# GIVEN TASK
Exactly repeat the material, dropping only the pictures.

Collected data
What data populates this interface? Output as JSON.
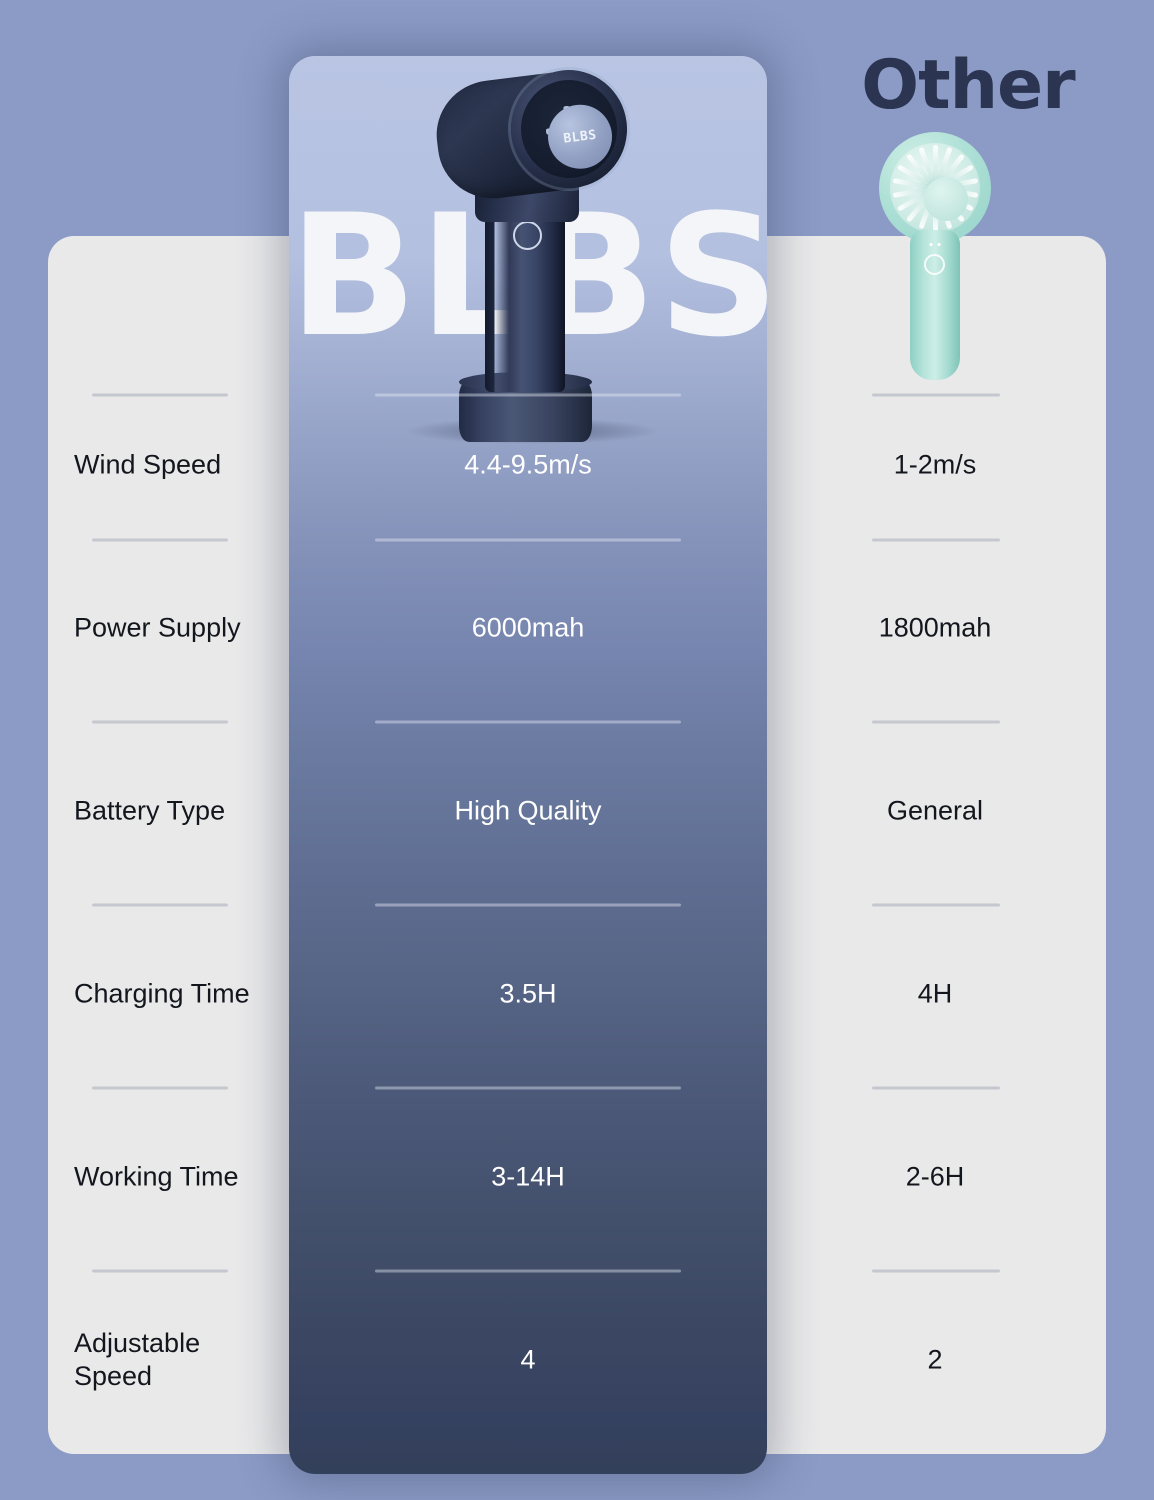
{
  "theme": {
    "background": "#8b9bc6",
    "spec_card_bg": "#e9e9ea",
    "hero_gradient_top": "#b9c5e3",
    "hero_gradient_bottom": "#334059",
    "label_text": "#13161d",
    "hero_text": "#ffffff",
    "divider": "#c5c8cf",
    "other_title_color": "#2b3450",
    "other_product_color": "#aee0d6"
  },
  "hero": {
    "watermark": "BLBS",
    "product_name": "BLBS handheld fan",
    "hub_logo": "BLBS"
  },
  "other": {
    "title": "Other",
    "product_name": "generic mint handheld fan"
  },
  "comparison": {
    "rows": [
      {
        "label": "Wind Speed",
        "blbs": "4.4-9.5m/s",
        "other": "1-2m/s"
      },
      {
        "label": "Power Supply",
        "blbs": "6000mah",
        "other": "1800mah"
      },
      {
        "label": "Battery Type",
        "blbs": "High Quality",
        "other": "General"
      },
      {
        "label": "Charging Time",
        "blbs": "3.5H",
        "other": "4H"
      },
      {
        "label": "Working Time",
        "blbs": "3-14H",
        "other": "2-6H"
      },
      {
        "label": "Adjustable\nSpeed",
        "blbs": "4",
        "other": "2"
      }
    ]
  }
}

# FULL ANSWER
What data populates this interface? Output as JSON.
{
  "theme": {
    "background": "#8b9bc6",
    "spec_card_bg": "#e9e9ea",
    "hero_gradient_top": "#b9c5e3",
    "hero_gradient_bottom": "#334059",
    "label_text": "#13161d",
    "hero_text": "#ffffff",
    "divider": "#c5c8cf",
    "other_title_color": "#2b3450",
    "other_product_color": "#aee0d6"
  },
  "hero": {
    "watermark": "BLBS",
    "product_name": "BLBS handheld fan",
    "hub_logo": "BLBS"
  },
  "other": {
    "title": "Other",
    "product_name": "generic mint handheld fan"
  },
  "comparison": {
    "rows": [
      {
        "label": "Wind Speed",
        "blbs": "4.4-9.5m/s",
        "other": "1-2m/s"
      },
      {
        "label": "Power Supply",
        "blbs": "6000mah",
        "other": "1800mah"
      },
      {
        "label": "Battery Type",
        "blbs": "High Quality",
        "other": "General"
      },
      {
        "label": "Charging Time",
        "blbs": "3.5H",
        "other": "4H"
      },
      {
        "label": "Working Time",
        "blbs": "3-14H",
        "other": "2-6H"
      },
      {
        "label": "Adjustable\nSpeed",
        "blbs": "4",
        "other": "2"
      }
    ]
  }
}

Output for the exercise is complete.